-- start --

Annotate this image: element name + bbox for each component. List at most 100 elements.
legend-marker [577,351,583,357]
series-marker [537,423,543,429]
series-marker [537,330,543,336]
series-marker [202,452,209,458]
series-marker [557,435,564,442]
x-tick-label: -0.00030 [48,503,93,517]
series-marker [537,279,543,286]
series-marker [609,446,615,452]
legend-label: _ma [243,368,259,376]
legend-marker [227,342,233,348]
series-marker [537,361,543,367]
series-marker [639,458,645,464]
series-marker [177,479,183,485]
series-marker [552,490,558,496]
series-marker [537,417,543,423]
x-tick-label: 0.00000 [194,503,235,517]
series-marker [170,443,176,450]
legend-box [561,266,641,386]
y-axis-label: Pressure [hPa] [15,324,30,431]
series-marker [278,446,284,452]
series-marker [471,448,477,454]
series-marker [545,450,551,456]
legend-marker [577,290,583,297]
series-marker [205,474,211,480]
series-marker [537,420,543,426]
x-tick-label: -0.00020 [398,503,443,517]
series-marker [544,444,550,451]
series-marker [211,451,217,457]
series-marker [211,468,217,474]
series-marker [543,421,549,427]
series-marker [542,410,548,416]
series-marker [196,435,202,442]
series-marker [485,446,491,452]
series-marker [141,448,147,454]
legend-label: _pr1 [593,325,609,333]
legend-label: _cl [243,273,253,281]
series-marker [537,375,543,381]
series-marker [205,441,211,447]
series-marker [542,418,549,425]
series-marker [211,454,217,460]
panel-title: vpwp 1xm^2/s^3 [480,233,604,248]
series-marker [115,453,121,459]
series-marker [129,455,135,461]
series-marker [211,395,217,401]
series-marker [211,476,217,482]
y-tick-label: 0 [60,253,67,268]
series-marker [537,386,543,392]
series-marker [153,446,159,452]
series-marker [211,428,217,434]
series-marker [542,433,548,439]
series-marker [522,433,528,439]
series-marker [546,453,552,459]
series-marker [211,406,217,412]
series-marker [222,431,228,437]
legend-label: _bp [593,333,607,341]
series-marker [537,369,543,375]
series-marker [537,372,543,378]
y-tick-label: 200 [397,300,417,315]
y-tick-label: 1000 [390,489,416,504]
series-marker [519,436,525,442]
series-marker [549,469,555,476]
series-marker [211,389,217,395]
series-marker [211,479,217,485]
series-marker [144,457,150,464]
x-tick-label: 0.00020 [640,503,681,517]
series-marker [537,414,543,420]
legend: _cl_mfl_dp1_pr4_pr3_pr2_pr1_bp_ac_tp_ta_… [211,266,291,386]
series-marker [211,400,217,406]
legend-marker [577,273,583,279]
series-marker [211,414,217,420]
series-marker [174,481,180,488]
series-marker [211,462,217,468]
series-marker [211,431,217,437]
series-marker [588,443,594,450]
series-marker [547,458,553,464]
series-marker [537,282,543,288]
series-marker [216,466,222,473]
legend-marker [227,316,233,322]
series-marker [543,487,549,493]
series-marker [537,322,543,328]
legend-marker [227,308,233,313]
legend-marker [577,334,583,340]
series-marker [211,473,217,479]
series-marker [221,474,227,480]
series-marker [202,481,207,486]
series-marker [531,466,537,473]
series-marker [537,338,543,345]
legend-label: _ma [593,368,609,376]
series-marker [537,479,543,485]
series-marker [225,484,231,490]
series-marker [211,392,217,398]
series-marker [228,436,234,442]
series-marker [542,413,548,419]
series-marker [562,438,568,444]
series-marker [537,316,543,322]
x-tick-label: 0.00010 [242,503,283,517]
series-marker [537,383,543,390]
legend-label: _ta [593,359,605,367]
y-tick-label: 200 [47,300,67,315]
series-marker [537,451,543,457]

-- end --

Reproduce all of the rows above, substituting "data-point" for every occurrence of "series-marker" and leaving everything else unchanged.

- Solution below
Annotate this image: element name + bbox for each component. List at most 100 elements.
legend-marker [577,351,583,357]
data-point [537,423,543,429]
data-point [537,330,543,336]
data-point [202,452,209,458]
data-point [557,435,564,442]
x-tick-label: -0.00030 [48,503,93,517]
data-point [537,279,543,286]
data-point [609,446,615,452]
legend-label: _ma [243,368,259,376]
legend-marker [227,342,233,348]
data-point [537,361,543,367]
data-point [639,458,645,464]
data-point [177,479,183,485]
data-point [552,490,558,496]
data-point [537,417,543,423]
x-tick-label: 0.00000 [194,503,235,517]
data-point [170,443,176,450]
legend-box [561,266,641,386]
y-axis-label: Pressure [hPa] [15,324,30,431]
data-point [278,446,284,452]
data-point [471,448,477,454]
data-point [545,450,551,456]
legend-marker [577,290,583,297]
data-point [205,474,211,480]
data-point [537,420,543,426]
x-tick-label: -0.00020 [398,503,443,517]
data-point [544,444,550,451]
data-point [211,451,217,457]
data-point [211,468,217,474]
data-point [543,421,549,427]
data-point [542,410,548,416]
data-point [196,435,202,442]
data-point [485,446,491,452]
data-point [141,448,147,454]
legend-label: _pr1 [593,325,609,333]
legend-label: _cl [243,273,253,281]
data-point [537,375,543,381]
data-point [205,441,211,447]
data-point [542,418,549,425]
data-point [211,454,217,460]
panel-title: vpwp 1xm^2/s^3 [480,233,604,248]
data-point [115,453,121,459]
data-point [129,455,135,461]
data-point [211,395,217,401]
data-point [211,476,217,482]
y-tick-label: 0 [60,253,67,268]
data-point [537,386,543,392]
data-point [153,446,159,452]
data-point [211,428,217,434]
data-point [542,433,548,439]
data-point [522,433,528,439]
data-point [546,453,552,459]
data-point [211,406,217,412]
data-point [222,431,228,437]
legend-label: _bp [593,333,607,341]
data-point [537,369,543,375]
data-point [537,372,543,378]
y-tick-label: 200 [397,300,417,315]
y-tick-label: 1000 [390,489,416,504]
data-point [519,436,525,442]
data-point [549,469,555,476]
data-point [211,389,217,395]
data-point [211,479,217,485]
data-point [144,457,150,464]
x-tick-label: 0.00020 [640,503,681,517]
data-point [537,414,543,420]
legend: _cl_mfl_dp1_pr4_pr3_pr2_pr1_bp_ac_tp_ta_… [211,266,291,386]
data-point [211,400,217,406]
legend-marker [577,273,583,279]
data-point [211,414,217,420]
data-point [174,481,180,488]
data-point [211,462,217,468]
data-point [211,431,217,437]
data-point [588,443,594,450]
data-point [547,458,553,464]
data-point [537,282,543,288]
data-point [216,466,222,473]
legend-marker [227,316,233,322]
data-point [543,487,549,493]
data-point [537,322,543,328]
legend-marker [227,308,233,313]
legend-marker [577,334,583,340]
data-point [211,473,217,479]
data-point [221,474,227,480]
data-point [202,481,207,486]
data-point [531,466,537,473]
data-point [537,338,543,345]
legend-label: _ma [593,368,609,376]
data-point [537,479,543,485]
data-point [225,484,231,490]
data-point [211,392,217,398]
data-point [228,436,234,442]
data-point [542,413,548,419]
data-point [562,438,568,444]
data-point [537,316,543,322]
x-tick-label: 0.00010 [242,503,283,517]
data-point [537,383,543,390]
legend-label: _ta [593,359,605,367]
y-tick-label: 200 [47,300,67,315]
data-point [537,451,543,457]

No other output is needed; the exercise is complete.